### TASK REQUIREMENTS
For every line in the records that has the word "leading", make a copy.

## Start ENTRIES

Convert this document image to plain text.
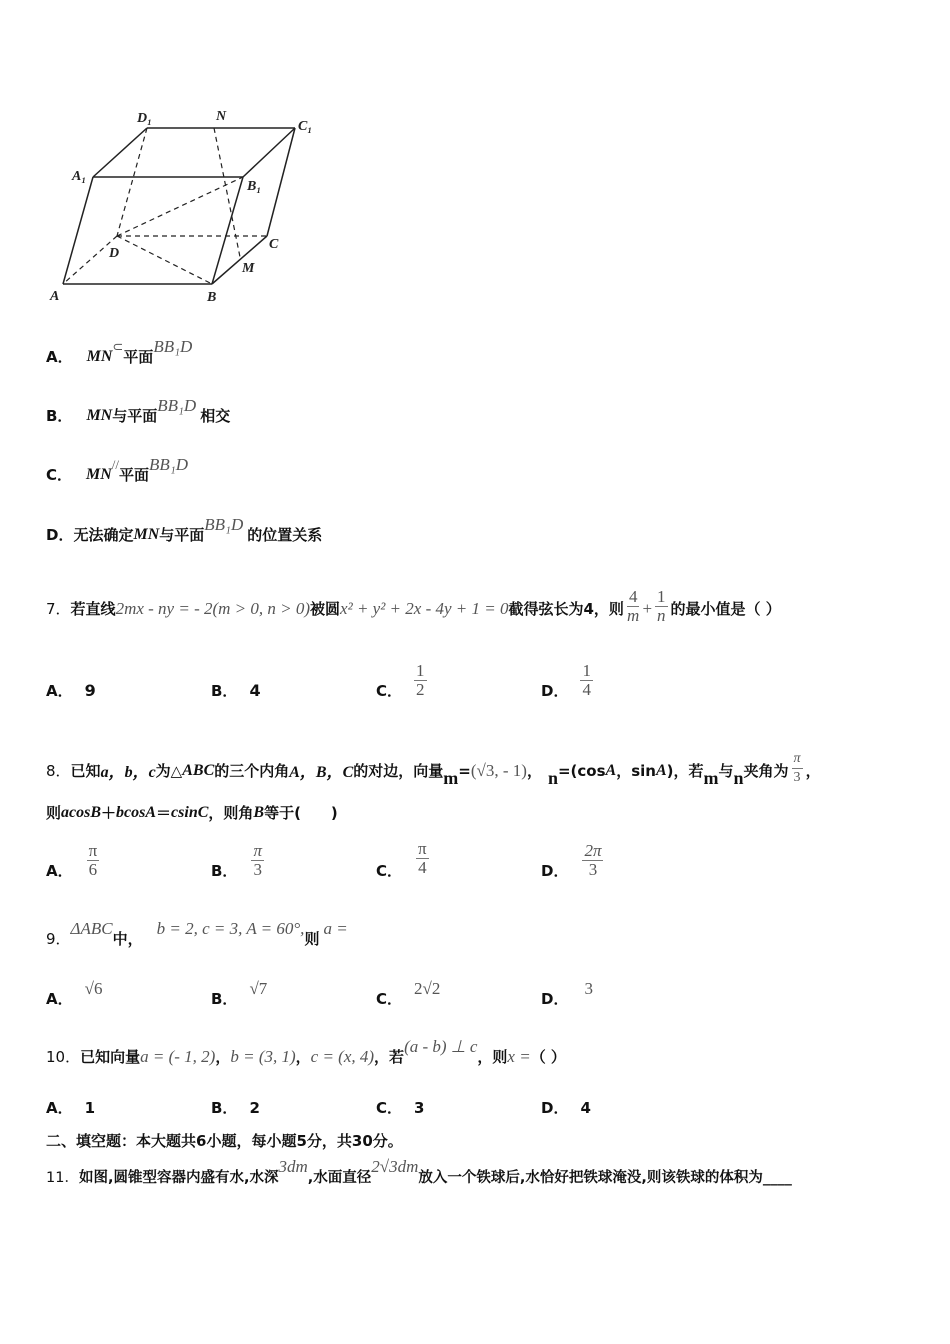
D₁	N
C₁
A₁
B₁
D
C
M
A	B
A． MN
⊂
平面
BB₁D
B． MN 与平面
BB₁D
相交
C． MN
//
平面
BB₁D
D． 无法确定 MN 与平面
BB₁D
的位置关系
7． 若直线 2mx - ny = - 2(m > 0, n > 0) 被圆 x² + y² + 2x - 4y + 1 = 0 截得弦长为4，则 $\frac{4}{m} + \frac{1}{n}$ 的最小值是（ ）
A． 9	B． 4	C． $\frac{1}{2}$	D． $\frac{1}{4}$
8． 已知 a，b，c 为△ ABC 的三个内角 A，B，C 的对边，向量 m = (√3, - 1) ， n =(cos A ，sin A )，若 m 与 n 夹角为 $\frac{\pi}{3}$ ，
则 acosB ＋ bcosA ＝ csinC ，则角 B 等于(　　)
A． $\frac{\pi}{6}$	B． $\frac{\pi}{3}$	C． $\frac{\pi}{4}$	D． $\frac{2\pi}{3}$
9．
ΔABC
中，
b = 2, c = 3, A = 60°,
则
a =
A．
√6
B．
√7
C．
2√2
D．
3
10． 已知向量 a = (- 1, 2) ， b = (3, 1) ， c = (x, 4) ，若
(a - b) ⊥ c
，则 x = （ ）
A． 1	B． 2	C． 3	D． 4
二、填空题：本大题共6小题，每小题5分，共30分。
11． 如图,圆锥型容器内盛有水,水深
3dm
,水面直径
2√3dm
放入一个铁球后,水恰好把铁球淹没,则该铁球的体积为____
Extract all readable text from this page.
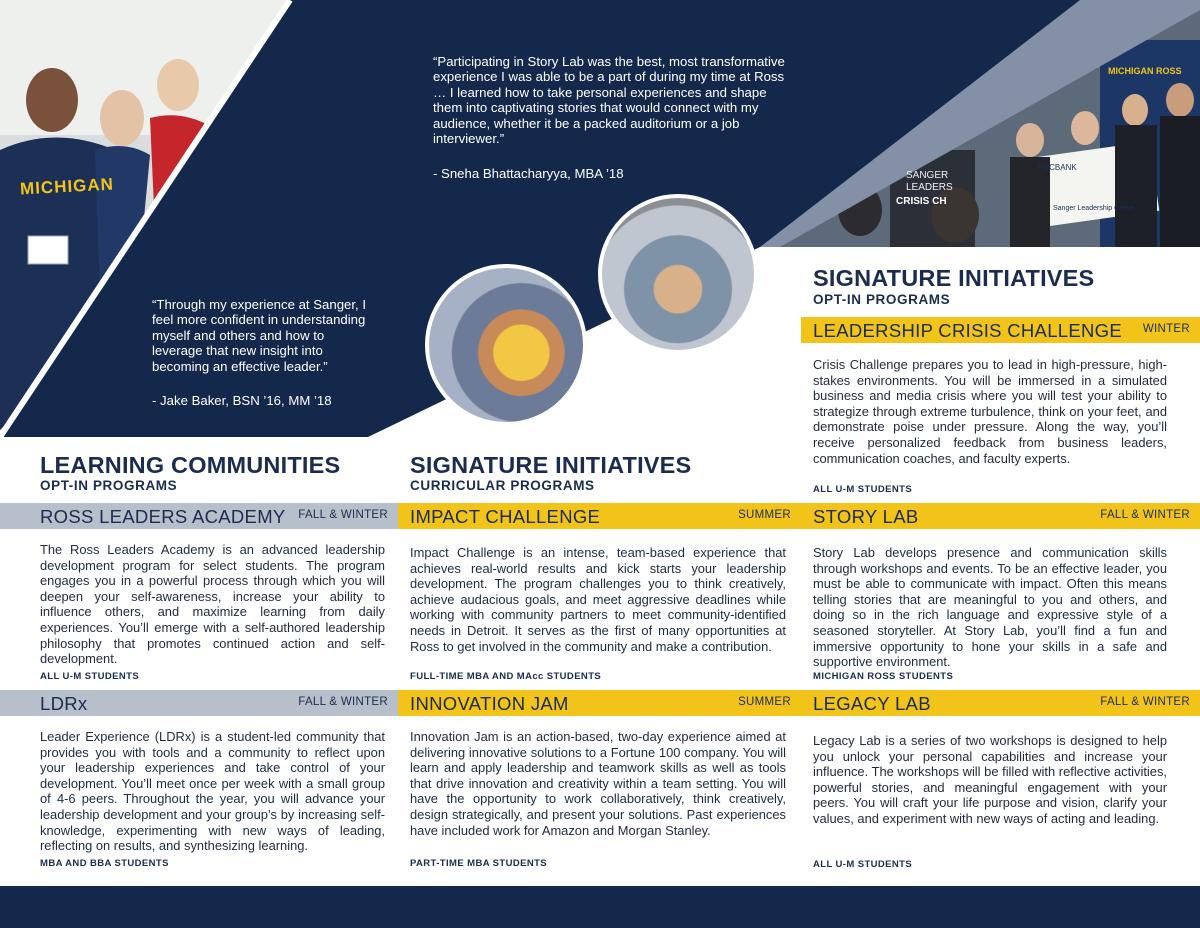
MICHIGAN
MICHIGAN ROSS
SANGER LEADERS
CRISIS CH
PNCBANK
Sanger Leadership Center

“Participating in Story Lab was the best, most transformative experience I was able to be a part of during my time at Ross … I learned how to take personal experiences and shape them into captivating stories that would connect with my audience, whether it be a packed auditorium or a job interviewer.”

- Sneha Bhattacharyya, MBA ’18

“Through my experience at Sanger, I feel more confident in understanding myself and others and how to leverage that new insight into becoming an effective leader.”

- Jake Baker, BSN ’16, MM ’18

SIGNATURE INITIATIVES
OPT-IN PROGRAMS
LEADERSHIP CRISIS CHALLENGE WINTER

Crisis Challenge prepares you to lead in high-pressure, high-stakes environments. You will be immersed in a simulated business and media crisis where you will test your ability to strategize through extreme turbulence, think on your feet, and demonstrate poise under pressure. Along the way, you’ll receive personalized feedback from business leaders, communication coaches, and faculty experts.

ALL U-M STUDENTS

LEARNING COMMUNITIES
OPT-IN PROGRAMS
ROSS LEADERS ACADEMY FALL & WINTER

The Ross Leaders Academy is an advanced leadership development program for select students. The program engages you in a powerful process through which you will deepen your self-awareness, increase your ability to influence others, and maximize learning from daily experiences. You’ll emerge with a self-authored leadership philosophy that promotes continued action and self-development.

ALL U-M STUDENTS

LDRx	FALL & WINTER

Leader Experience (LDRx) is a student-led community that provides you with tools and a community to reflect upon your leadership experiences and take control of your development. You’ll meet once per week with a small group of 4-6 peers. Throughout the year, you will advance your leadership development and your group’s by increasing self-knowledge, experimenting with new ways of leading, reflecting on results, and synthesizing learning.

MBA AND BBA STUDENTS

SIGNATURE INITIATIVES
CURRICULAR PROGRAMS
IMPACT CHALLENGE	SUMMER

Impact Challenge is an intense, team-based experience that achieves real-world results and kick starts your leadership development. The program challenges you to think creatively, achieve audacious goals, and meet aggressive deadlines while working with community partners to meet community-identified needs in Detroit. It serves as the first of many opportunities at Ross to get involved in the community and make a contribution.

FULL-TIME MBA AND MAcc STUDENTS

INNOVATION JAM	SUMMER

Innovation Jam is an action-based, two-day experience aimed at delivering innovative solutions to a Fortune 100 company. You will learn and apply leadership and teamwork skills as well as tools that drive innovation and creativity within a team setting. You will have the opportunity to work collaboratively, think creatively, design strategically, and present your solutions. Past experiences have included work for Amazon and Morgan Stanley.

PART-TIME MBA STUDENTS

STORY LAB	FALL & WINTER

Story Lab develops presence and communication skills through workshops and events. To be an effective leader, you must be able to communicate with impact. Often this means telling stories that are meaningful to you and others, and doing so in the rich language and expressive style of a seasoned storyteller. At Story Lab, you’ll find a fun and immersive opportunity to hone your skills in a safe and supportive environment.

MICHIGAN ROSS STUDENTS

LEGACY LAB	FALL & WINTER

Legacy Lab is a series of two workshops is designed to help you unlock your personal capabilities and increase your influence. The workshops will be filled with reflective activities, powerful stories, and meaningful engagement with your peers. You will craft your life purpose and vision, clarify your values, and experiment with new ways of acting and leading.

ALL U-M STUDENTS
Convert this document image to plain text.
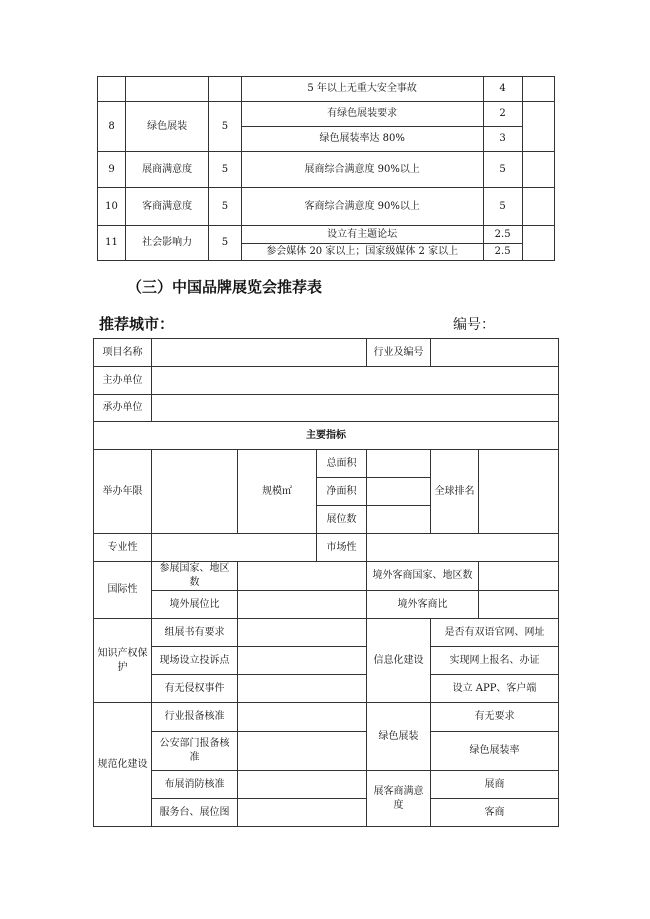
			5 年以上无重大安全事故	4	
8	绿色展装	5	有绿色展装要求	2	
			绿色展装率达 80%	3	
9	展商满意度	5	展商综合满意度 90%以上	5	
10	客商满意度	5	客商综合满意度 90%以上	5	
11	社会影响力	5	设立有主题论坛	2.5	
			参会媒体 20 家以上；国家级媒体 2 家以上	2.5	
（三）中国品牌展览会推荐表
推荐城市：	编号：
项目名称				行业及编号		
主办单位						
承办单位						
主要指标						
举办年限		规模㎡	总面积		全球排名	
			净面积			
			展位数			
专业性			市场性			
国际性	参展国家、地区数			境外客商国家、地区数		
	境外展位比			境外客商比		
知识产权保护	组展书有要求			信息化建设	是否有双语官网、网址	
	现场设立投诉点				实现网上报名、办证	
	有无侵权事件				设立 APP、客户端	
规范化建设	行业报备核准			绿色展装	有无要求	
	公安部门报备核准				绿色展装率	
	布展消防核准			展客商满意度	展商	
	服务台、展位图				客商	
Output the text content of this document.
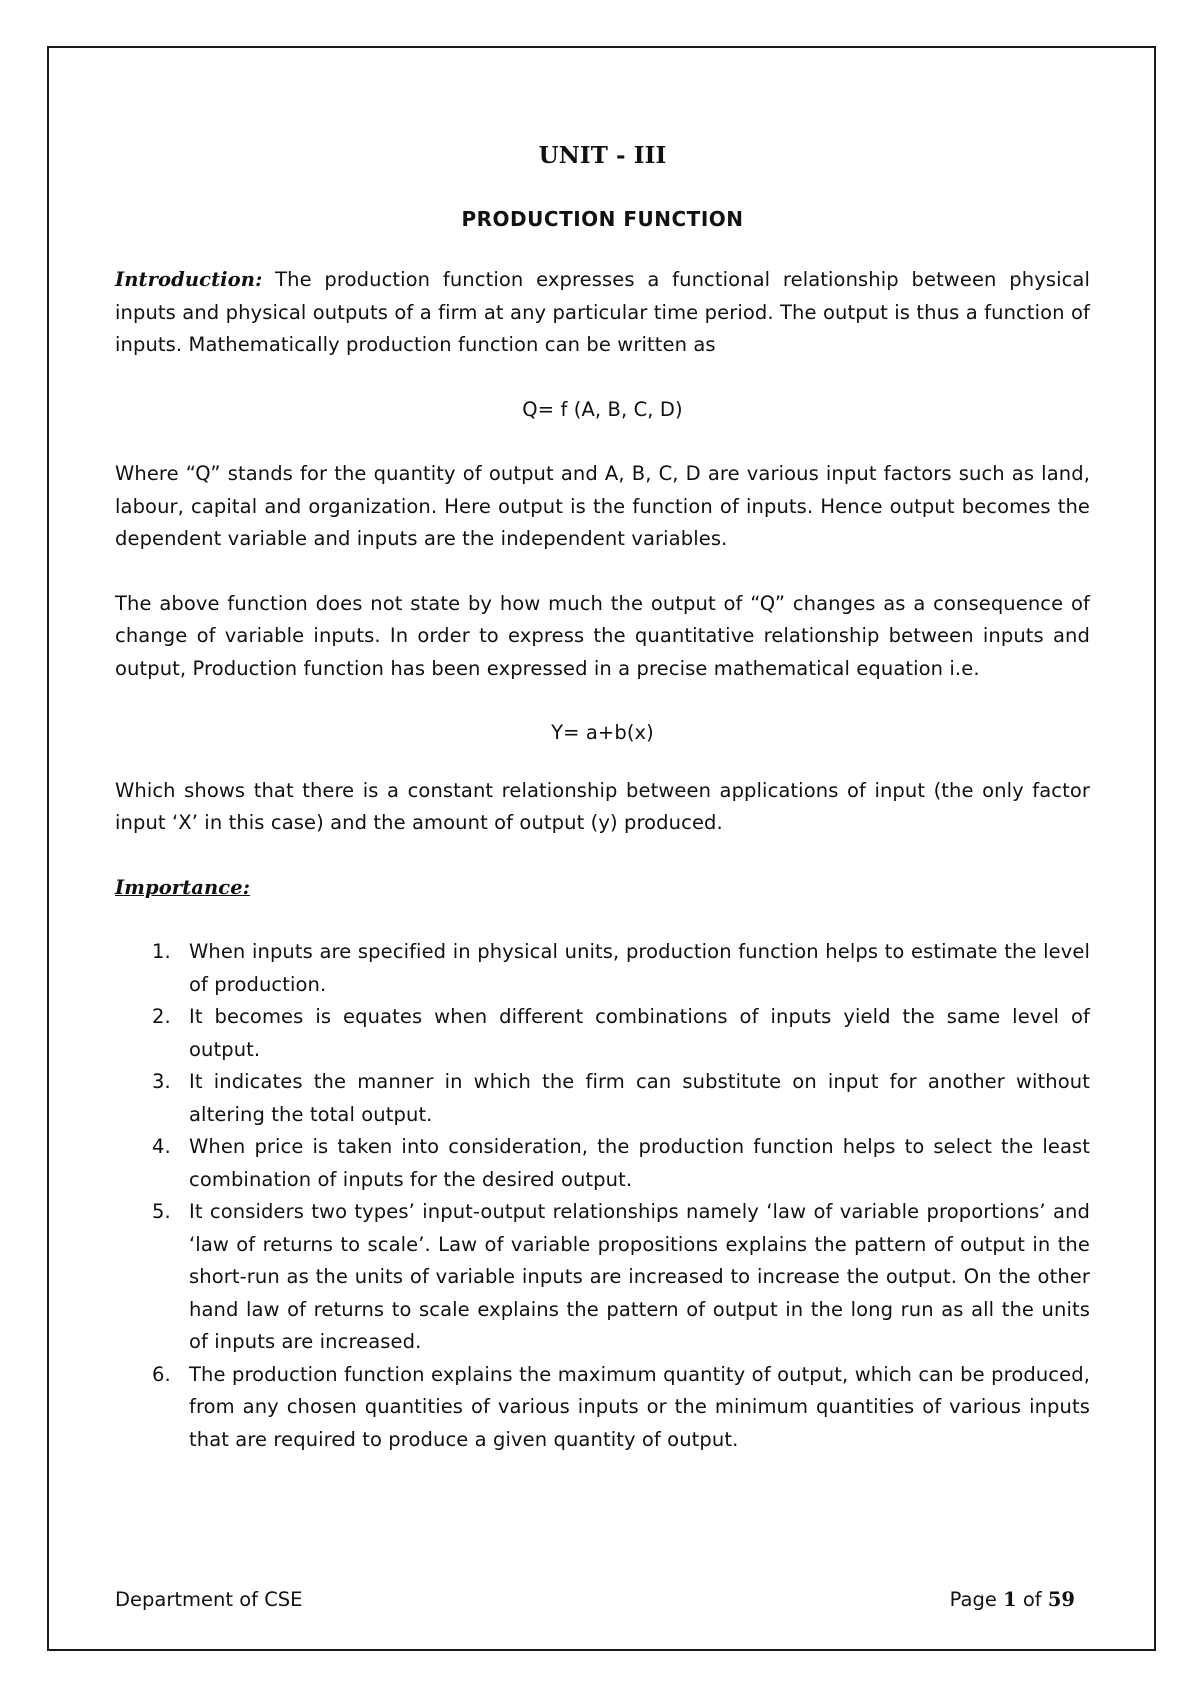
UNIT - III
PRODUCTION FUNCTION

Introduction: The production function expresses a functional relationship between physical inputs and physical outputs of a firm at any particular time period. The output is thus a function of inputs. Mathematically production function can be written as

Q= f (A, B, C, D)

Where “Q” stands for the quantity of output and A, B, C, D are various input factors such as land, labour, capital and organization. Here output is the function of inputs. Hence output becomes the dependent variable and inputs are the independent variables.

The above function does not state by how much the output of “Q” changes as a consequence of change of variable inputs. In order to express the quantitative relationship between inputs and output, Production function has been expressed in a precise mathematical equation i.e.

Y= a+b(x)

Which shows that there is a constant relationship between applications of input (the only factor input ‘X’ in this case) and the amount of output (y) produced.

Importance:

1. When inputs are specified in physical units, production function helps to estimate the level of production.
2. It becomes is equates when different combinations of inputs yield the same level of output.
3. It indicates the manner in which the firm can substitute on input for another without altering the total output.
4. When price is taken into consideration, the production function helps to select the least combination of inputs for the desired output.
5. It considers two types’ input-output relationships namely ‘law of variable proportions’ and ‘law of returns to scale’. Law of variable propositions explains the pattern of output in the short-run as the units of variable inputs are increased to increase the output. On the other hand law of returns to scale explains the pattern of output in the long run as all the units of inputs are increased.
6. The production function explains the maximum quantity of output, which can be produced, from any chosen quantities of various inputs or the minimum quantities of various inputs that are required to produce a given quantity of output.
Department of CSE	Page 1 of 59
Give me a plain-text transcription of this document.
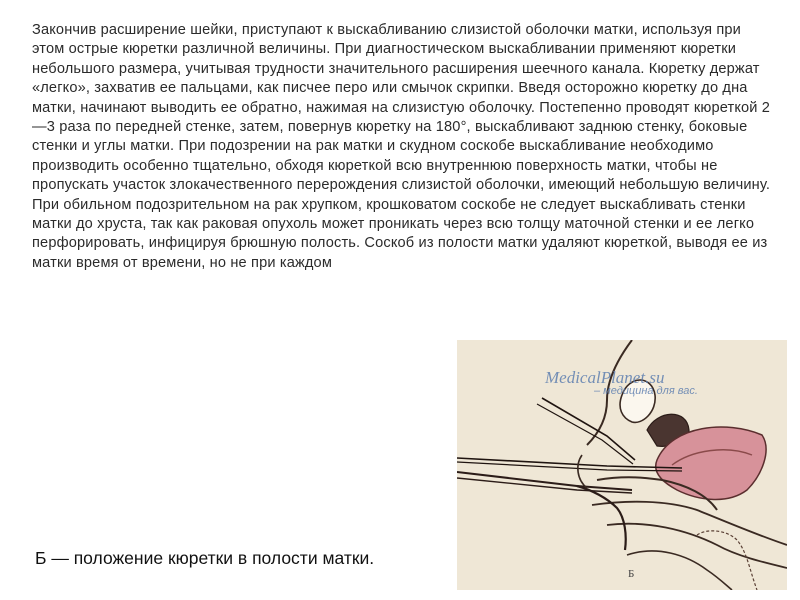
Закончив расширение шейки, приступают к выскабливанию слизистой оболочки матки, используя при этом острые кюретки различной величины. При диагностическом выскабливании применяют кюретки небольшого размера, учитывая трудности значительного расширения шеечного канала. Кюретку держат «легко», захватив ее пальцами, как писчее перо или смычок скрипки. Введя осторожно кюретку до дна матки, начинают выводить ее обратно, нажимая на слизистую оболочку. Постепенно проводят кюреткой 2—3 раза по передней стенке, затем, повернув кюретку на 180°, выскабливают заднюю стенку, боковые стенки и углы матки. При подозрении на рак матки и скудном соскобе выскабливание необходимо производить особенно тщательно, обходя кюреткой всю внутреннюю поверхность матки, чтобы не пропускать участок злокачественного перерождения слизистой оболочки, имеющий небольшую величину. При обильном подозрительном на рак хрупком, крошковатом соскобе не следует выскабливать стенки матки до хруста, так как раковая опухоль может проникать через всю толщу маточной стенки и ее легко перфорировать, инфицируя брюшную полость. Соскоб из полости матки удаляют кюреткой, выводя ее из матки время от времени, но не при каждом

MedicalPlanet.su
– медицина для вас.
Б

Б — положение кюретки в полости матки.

## End ENTRIES

### ANSWER TO THE TASK
Leader Experience (LDRx) is a student-led community that provides you with tools and a community to reflect upon your leadership experiences and take control of your development. You’ll meet once per week with a small group of 4-6 peers. Throughout the year, you will advance your leadership development and your group’s by increasing self-knowledge, experimenting with new ways of leading, reflecting on results, and synthesizing learning.
Legacy Lab is a series of two workshops is designed to help you unlock your personal capabilities and increase your influence. The workshops will be filled with reflective activities, powerful stories, and meaningful engagement with your peers. You will craft your life purpose and vision, clarify your values, and experiment with new ways of acting and leading.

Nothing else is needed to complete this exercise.